[Task prompt]: Type out all the records word for word. Any pictures are to be left out.

◆ ◆ ◆ ◆ ◆ ◆ ◆

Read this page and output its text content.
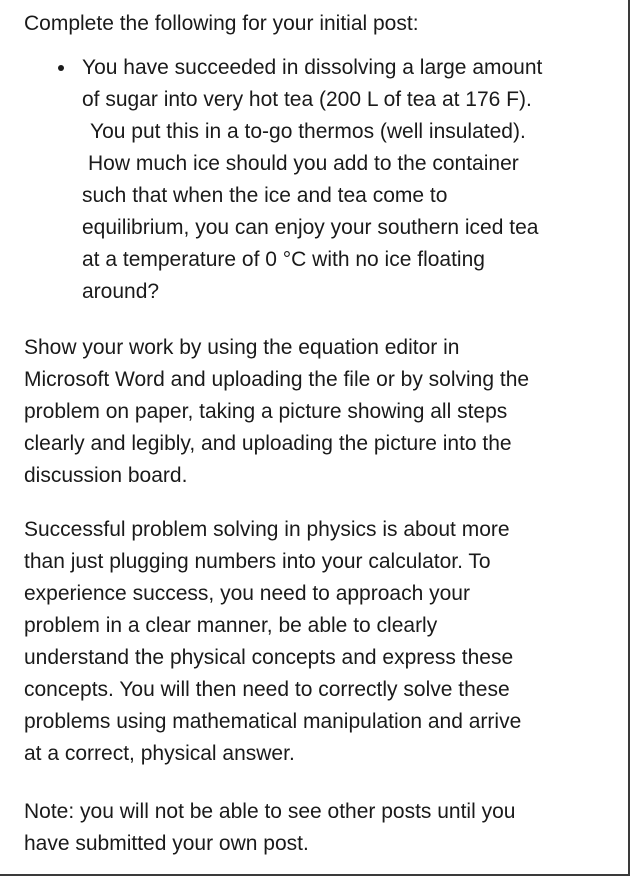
Complete the following for your initial post:

You have succeeded in dissolving a large amount
of sugar into very hot tea (200 L of tea at 176 F).
You put this in a to-go thermos (well insulated).
How much ice should you add to the container
such that when the ice and tea come to
equilibrium, you can enjoy your southern iced tea
at a temperature of 0 °C with no ice floating
around?

Show your work by using the equation editor in
Microsoft Word and uploading the file or by solving the
problem on paper, taking a picture showing all steps
clearly and legibly, and uploading the picture into the
discussion board.

Successful problem solving in physics is about more
than just plugging numbers into your calculator. To
experience success, you need to approach your
problem in a clear manner, be able to clearly
understand the physical concepts and express these
concepts. You will then need to correctly solve these
problems using mathematical manipulation and arrive
at a correct, physical answer.

Note: you will not be able to see other posts until you
have submitted your own post.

◆ ◆ ◆ ◆ ◆ ◆ ◆

[Exercise response]:
Read this page and output its text content.
Complete the following for your initial post:

You have succeeded in dissolving a large amount
of sugar into very hot tea (200 L of tea at 176 F).
You put this in a to-go thermos (well insulated).
How much ice should you add to the container
such that when the ice and tea come to
equilibrium, you can enjoy your southern iced tea
at a temperature of 0 °C with no ice floating
around?

Show your work by using the equation editor in
Microsoft Word and uploading the file or by solving the
problem on paper, taking a picture showing all steps
clearly and legibly, and uploading the picture into the
discussion board.

Successful problem solving in physics is about more
than just plugging numbers into your calculator. To
experience success, you need to approach your
problem in a clear manner, be able to clearly
understand the physical concepts and express these
concepts. You will then need to correctly solve these
problems using mathematical manipulation and arrive
at a correct, physical answer.

Note: you will not be able to see other posts until you
have submitted your own post.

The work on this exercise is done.